══ Passage provided
[ 
https://issues.apache.org/jira/browse/HBASE-29975?page=com.atlassian.jira.plugin.system.issuetabpanels:all-tabpanel
 ]

Andrew Kyle Purtell updated HBASE-29975:
----------------------------------------
    Description: 
TLA+ is a formal specification language created by Leslie Lamport for designing 
and verifying concurrent and distributed systems. The name stands for the 
Temporal Logic of Actions, a mathematical framework that combines first-order 
logic with temporal operators to reason about how system state evolves over 
time. TLA+ does not produce executable code. Instead it produces a precise, 
machine-checkable mathematical model of a system's behavior that can be 
exhaustively verified against safety and liveness properties. When the model is 
a high-fidelity representation of the real system, proposed design and 
architectural changes can be checked against the full space of possible 
executions, surfacing critical logic bugs at design time, before any code is 
written. This can save weeks or months of development effort that would 
otherwise be spent discovering and debugging subtle concurrency issues in a 
running system.

The HBase AssignmentManager is a core component of the HBase master that 
manages the lifecycle of regions across a cluster of RegionServers. It 
coordinates region assignment, unassignment, moves, and reopens; handles 
RegionServer crashes through the ServerCrashProcedure (SCP); and recovers its 
own state after a master crash through a durable procedure store. The 
correctness of these interactions is critical. Bugs can cause data loss (double 
assignment / split-brain writes), data unavailability (lost or stuck regions), 
or cluster hangs (deadlocked procedures).

This TLA+ specification models the AssignmentManager as a state machine with 20 
state variables capturing:

* Region lifecycle: In-memory master state (regionState) and persistent 
hbase:meta state (metaTable), tracking regions through OFFLINE → OPENING → OPEN 
→ CLOSING → CLOSED (and the failure states FAILED_OPEN and ABNORMALLY_CLOSED).
* Asynchronous RPC channels: master-to-RS commands (dispatchedOps) and 
RS-to-master transition reports (pendingReports), modeled as sets of records 
with non-deterministic delivery.
════
══ Supplied records
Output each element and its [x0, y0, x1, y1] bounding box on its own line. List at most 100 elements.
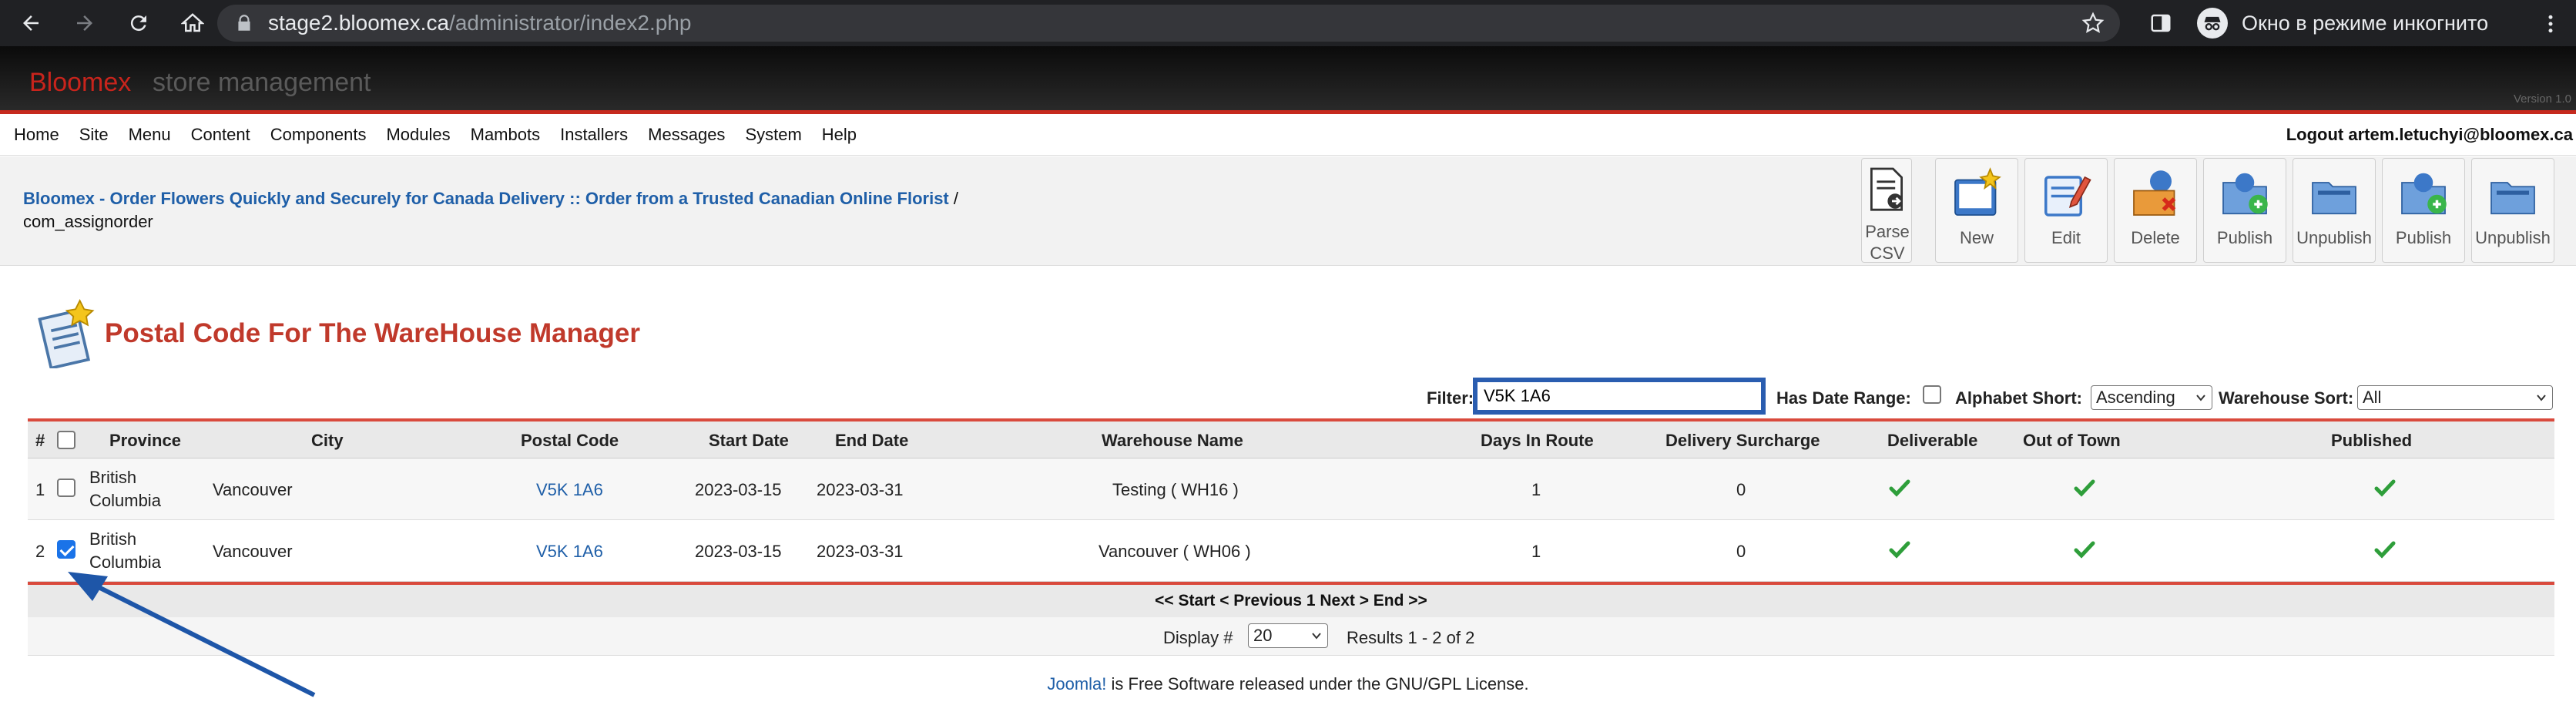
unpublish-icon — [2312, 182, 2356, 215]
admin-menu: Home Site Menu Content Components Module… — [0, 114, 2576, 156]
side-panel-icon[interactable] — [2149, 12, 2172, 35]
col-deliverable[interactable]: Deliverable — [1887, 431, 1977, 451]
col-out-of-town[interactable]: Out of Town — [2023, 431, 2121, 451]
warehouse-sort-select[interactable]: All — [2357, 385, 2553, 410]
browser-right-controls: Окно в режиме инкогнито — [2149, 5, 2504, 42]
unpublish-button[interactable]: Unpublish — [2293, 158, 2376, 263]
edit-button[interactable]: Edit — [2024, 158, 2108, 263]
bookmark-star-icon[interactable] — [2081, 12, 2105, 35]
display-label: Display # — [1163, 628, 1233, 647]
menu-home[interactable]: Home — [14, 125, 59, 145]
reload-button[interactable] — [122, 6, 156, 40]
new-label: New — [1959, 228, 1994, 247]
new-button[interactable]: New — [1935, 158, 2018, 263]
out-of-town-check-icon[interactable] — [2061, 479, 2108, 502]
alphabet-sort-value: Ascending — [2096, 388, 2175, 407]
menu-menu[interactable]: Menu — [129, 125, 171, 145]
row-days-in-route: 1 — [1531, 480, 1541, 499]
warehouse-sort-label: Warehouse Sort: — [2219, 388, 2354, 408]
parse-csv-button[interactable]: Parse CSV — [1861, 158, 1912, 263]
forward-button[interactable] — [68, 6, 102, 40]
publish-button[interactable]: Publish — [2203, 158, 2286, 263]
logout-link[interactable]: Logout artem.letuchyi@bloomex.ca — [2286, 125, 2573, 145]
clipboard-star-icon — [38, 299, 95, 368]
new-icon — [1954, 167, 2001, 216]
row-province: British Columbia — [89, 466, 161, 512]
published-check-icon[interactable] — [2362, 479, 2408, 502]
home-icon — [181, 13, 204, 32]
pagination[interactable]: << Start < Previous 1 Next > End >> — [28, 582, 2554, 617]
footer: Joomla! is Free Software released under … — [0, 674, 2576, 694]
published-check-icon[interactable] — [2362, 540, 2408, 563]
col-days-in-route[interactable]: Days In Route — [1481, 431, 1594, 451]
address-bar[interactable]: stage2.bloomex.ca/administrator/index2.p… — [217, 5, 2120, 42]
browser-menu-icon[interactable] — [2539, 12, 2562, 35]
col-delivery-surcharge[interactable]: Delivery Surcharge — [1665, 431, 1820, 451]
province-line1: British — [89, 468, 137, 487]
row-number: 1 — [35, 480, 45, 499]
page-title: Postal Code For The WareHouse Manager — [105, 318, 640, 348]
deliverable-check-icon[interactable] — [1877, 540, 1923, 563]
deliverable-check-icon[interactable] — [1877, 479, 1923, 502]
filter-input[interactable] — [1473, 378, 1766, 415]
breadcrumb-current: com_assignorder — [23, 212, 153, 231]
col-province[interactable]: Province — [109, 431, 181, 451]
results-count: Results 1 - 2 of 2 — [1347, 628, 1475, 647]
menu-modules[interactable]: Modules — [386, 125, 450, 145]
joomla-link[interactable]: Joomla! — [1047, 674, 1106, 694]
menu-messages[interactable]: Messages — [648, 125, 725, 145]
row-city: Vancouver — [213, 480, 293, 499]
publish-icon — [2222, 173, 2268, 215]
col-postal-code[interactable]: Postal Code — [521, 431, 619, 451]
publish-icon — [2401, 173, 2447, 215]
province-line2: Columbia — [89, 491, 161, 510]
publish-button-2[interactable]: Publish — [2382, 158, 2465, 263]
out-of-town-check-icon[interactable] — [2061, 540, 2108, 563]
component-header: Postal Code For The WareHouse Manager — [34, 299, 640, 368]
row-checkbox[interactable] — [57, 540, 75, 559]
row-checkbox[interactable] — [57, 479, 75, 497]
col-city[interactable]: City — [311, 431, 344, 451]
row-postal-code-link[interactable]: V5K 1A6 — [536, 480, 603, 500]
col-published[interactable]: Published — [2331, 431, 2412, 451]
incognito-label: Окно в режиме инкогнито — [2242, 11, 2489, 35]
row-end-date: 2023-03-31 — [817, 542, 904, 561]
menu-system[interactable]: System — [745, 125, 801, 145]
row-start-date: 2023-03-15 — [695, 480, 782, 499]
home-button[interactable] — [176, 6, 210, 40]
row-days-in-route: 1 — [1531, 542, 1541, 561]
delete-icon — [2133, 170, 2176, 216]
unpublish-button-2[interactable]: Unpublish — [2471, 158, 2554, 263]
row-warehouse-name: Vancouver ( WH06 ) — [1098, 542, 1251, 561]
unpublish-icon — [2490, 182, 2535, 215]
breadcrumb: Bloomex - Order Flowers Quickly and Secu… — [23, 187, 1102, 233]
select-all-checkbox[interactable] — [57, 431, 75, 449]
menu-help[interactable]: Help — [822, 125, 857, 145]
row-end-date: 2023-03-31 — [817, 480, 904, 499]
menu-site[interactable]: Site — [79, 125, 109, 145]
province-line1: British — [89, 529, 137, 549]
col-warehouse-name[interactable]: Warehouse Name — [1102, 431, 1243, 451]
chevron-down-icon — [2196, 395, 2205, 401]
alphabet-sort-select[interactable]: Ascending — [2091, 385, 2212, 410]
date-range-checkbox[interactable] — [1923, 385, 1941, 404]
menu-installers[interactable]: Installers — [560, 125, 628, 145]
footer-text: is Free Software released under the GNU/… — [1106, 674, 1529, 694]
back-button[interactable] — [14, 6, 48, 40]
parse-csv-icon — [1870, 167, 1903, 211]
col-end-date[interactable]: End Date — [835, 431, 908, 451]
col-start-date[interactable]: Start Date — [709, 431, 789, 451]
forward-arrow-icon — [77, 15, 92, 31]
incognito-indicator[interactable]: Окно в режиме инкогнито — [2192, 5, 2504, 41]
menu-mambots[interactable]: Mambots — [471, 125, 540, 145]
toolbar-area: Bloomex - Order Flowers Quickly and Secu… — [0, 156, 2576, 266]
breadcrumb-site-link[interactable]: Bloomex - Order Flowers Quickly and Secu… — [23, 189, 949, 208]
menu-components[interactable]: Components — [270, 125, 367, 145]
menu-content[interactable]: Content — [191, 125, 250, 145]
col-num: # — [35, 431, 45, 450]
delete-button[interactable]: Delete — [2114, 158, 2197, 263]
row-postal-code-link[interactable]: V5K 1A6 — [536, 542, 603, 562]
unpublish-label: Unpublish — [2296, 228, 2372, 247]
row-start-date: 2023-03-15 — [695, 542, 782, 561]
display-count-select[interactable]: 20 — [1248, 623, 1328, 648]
════
### Work to do:
Extract the part of the HBase issue update that begins with "This TLA+ specification" and runs through "with non-deterministic delivery.", copying it word for word.

### Response:
This TLA+ specification models the AssignmentManager as a state machine with 20 
state variables capturing:

* Region lifecycle: In-memory master state (regionState) and persistent 
hbase:meta state (metaTable), tracking regions through OFFLINE → OPENING → OPEN 
→ CLOSING → CLOSED (and the failure states FAILED_OPEN and ABNORMALLY_CLOSED).
* Asynchronous RPC channels: master-to-RS commands (dispatchedOps) and 
RS-to-master transition reports (pendingReports), modeled as sets of records 
with non-deterministic delivery.